==== Material for the task ====

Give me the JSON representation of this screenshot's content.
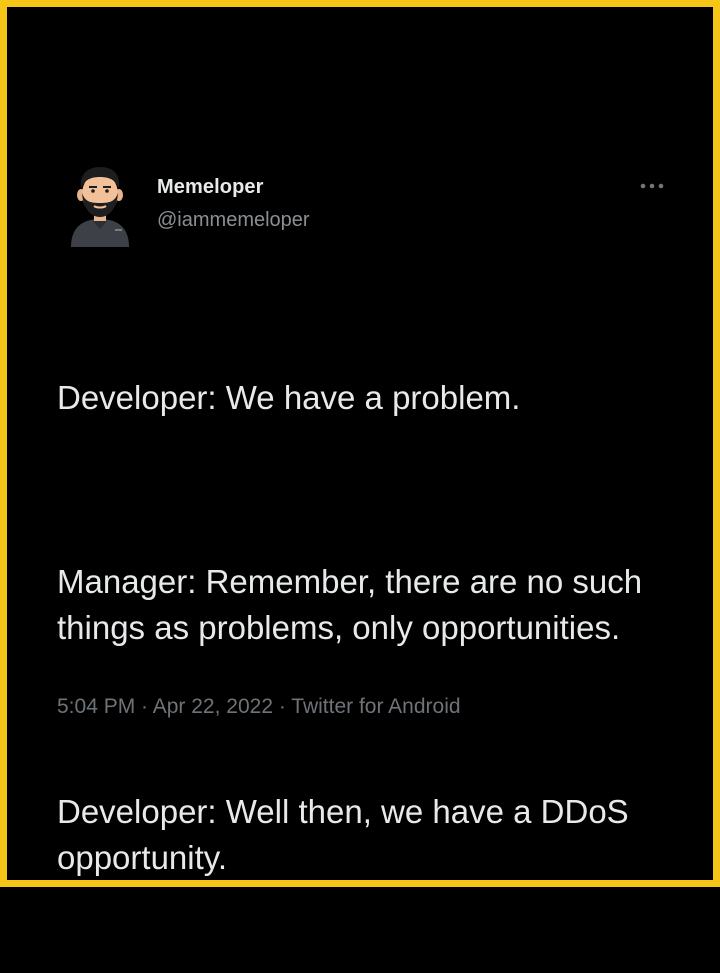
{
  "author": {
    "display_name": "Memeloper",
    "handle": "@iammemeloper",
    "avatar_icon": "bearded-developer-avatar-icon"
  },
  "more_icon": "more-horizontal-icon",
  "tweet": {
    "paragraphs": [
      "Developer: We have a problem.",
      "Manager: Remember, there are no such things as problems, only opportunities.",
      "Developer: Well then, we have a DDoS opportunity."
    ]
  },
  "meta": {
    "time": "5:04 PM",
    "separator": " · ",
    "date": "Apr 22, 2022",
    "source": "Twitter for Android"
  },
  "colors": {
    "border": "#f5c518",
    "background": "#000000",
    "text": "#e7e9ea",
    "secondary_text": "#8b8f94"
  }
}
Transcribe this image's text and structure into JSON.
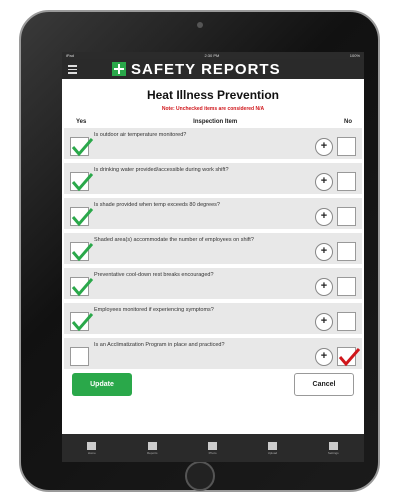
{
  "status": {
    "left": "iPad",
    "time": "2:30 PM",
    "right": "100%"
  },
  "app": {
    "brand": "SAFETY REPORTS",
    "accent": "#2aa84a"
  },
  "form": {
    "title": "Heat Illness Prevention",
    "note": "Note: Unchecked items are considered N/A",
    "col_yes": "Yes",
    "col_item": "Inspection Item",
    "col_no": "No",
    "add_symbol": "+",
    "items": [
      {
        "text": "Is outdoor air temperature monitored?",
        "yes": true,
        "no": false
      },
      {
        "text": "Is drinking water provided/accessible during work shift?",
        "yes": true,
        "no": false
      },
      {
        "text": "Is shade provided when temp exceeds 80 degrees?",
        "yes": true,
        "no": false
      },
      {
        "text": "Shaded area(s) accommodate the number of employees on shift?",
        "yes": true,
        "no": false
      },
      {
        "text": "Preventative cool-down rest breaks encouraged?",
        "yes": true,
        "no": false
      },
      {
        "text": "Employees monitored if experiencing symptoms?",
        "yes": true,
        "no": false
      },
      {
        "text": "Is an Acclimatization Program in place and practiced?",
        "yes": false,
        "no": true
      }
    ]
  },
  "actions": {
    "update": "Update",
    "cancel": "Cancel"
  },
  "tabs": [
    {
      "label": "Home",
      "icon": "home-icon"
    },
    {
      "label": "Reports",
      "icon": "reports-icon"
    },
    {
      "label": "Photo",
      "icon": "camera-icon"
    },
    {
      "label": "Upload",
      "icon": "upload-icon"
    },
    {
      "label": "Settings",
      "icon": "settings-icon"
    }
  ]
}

====

#### Task to complete:
Spot every line that holds "provided" and copy it.

#### Written solution:
        "text": "Is drinking water provided/accessible during work shift?",
        "text": "Is shade provided when temp exceeds 80 degrees?",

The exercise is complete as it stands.